Data extract:
◇ ◇ ◇ ◇ ◇

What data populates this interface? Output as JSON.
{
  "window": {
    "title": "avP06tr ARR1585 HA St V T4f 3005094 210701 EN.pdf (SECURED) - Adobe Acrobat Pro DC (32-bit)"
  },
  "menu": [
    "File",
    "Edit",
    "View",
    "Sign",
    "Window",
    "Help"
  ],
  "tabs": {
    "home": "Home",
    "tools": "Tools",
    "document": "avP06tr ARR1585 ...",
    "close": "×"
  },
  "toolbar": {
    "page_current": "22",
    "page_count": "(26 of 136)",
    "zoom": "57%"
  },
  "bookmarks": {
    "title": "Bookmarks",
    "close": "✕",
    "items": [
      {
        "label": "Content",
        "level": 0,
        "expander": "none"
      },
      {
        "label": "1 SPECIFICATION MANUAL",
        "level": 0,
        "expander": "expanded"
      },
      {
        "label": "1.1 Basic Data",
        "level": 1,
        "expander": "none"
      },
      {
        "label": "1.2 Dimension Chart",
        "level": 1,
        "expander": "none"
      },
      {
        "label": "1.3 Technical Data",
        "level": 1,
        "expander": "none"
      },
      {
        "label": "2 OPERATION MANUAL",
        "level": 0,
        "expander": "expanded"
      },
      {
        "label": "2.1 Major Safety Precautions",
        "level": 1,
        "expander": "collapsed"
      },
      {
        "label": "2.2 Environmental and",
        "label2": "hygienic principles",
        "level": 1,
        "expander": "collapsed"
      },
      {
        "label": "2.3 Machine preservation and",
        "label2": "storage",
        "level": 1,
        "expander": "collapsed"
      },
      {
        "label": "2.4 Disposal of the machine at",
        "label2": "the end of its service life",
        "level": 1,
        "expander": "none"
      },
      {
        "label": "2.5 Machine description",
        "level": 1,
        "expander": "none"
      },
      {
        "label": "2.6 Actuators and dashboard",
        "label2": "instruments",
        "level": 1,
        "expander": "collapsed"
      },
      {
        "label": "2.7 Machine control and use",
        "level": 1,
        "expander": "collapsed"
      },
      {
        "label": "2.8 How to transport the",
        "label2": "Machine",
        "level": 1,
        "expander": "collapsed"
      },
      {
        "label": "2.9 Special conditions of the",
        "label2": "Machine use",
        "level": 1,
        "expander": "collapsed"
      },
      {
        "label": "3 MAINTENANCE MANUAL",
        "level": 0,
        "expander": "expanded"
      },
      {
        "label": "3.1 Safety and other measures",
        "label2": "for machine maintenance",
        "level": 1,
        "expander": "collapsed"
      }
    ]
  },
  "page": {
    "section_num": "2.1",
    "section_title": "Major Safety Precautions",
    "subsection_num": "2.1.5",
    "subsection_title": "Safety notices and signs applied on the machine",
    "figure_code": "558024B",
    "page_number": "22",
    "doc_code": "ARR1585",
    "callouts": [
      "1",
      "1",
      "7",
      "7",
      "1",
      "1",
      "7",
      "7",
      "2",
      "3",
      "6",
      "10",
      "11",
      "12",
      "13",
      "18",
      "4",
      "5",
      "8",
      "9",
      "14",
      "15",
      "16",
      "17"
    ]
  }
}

◇ ◇ ◇ ◇ ◇

Short task:
Look through the entries above; copy every line holding the string "Precautions".

Task response:
        "label": "2.1 Major Safety Precautions",
    "section_title": "Major Safety Precautions",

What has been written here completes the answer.